DATA =>
——————————

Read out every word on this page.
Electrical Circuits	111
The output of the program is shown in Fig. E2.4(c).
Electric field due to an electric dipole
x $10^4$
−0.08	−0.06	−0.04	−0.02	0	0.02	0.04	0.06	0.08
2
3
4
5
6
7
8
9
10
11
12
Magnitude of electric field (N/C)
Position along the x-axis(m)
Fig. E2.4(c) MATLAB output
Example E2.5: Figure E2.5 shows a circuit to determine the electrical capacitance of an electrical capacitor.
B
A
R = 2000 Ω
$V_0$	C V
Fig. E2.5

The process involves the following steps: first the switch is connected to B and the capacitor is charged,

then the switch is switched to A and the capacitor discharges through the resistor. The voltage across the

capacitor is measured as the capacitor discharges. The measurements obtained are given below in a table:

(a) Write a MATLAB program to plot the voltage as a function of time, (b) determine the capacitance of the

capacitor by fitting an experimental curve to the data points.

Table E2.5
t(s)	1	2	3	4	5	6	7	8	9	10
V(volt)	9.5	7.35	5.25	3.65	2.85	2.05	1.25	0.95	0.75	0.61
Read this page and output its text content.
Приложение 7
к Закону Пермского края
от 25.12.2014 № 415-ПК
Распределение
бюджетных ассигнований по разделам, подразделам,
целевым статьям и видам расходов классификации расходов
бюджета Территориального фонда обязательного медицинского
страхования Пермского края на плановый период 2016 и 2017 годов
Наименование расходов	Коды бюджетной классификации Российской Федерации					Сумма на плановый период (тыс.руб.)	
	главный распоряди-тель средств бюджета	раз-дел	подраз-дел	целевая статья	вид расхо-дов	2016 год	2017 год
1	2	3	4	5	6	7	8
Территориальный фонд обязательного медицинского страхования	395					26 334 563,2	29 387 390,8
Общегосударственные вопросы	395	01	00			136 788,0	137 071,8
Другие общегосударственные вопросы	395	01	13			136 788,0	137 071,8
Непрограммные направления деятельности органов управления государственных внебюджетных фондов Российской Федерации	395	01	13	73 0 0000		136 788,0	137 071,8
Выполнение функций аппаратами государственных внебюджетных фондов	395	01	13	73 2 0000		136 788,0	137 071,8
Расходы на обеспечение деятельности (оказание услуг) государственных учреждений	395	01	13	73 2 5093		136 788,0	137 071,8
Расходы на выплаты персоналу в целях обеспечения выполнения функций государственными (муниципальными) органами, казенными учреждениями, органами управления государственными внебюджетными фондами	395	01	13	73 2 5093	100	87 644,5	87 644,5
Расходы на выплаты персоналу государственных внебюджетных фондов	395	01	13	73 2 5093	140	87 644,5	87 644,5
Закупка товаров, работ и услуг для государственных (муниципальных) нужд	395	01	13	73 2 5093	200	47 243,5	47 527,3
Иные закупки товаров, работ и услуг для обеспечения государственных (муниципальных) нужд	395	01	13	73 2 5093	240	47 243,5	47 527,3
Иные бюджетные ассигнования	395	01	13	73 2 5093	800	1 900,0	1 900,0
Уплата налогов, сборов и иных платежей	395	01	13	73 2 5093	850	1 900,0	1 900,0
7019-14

——————————

TASK DIRECTIONS => Pull out all lines from the entries above in which the word "Федерации" appears.

ANSWER IN FULL =>
Наименование расходов	Коды бюджетной классификации Российской Федерации					Сумма на плановый период (тыс.руб.)	
Непрограммные направления деятельности органов управления государственных внебюджетных фондов Российской Федерации	395	01	13	73 0 0000		136 788,0	137 071,8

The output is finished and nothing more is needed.